Please list the cities that the camera surveillance text below names as having some form of public-private camera system.

● **Quoted text**
──────────────────────────────

The US is home to an estimated 50 million closed-circuit TV cameras, roughly as many per capita as China. Many are owned by people or companies, not the government. But many police departments can gain access to the images through partnerships with private companies that trouble some civil rights activists.
Newark, Baltimore, San Francisco, and Detroit each have some form of public-private camera system. Each is different. In Newark, for example, residents are encouraged to view CCTV footage themselves and report crimes to law enforcement. Police laud these systems for reducing crime in neighborhoods burdened by violence. A Baltimore cop likened that city’s system to “spidey senses.”
But civil rights activists warn that once installed, the cameras often are used for other tasks, like monitoring protests, and can become a system of warrantless surveillance. particularly for communities of color.
In 2016, Detroit police observed a startling pattern in the city. Not only was crime rising, it increased fastest near gas stations. One-fourth of all violent crimes in the city between 10 pm and 8 am occurred within 500 feet of a gas station. Police contacted eight gas stations, installing CCTV cameras that streamed real-time footage directly to police. Livestreaming allowed for faster response times and “virtual patrols,” where officers scanned camera footage during late night hours.

──────────────────────────────

[Element box records]
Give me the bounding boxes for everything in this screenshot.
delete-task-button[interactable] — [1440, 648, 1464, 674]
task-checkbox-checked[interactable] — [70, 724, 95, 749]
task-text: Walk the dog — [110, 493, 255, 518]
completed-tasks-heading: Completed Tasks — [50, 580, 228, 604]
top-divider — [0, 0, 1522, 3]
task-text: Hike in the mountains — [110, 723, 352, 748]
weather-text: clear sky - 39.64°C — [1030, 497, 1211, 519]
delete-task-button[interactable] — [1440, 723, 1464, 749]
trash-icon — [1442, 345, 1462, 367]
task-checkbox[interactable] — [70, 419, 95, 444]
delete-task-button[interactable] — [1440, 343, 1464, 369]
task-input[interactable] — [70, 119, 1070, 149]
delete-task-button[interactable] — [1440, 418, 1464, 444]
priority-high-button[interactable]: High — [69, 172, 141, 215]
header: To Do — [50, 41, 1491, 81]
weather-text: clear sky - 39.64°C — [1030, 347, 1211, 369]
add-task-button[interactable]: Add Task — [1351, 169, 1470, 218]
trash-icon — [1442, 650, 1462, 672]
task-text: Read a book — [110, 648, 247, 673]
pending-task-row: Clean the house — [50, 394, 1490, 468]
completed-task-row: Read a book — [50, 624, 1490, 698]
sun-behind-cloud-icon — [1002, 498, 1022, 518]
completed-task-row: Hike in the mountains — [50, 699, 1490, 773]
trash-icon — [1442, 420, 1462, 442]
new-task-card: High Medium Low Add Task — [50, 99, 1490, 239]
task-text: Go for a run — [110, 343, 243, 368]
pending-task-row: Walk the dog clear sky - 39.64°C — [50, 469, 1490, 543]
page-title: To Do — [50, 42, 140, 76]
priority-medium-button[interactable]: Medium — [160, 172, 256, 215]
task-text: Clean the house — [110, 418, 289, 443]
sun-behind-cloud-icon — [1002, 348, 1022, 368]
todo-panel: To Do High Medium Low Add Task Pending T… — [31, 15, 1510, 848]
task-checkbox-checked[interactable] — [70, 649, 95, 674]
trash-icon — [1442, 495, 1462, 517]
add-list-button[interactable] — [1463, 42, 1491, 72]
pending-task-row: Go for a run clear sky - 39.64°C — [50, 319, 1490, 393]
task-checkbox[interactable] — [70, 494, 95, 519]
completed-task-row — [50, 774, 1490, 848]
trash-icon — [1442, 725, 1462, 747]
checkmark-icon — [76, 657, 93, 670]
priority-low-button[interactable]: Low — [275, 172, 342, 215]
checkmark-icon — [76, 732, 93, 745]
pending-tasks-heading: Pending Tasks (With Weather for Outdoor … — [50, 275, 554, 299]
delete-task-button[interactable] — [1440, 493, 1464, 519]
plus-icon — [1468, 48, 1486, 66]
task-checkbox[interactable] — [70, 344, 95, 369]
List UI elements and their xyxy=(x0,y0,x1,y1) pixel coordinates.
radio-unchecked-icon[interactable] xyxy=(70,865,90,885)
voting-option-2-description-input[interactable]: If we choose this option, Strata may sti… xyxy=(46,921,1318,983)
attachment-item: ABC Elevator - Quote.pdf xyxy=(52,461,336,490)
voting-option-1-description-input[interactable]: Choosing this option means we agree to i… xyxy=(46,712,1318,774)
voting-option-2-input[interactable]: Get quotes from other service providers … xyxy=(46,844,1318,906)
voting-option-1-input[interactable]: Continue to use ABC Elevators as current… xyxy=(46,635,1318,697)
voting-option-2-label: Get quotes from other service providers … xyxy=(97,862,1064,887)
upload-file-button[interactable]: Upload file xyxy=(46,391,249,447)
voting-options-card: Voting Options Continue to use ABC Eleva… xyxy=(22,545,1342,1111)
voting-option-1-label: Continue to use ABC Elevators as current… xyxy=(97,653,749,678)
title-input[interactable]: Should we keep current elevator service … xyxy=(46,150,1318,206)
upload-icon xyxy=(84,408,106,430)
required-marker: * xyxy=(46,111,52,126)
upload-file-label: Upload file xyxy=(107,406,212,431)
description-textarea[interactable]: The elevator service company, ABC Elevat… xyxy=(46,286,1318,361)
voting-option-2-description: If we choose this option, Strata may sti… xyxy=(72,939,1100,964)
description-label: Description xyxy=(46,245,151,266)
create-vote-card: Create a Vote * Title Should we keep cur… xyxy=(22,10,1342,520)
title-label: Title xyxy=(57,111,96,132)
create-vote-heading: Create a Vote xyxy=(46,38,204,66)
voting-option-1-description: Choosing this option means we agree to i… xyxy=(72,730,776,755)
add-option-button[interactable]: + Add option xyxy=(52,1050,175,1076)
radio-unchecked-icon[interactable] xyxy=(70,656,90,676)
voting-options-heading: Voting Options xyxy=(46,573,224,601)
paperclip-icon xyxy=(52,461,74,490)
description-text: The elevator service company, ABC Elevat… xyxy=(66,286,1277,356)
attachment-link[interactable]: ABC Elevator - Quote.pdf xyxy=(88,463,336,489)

──────────────────────────────

● **Result for this task**
Newark, Baltimore, San Francisco, Detroit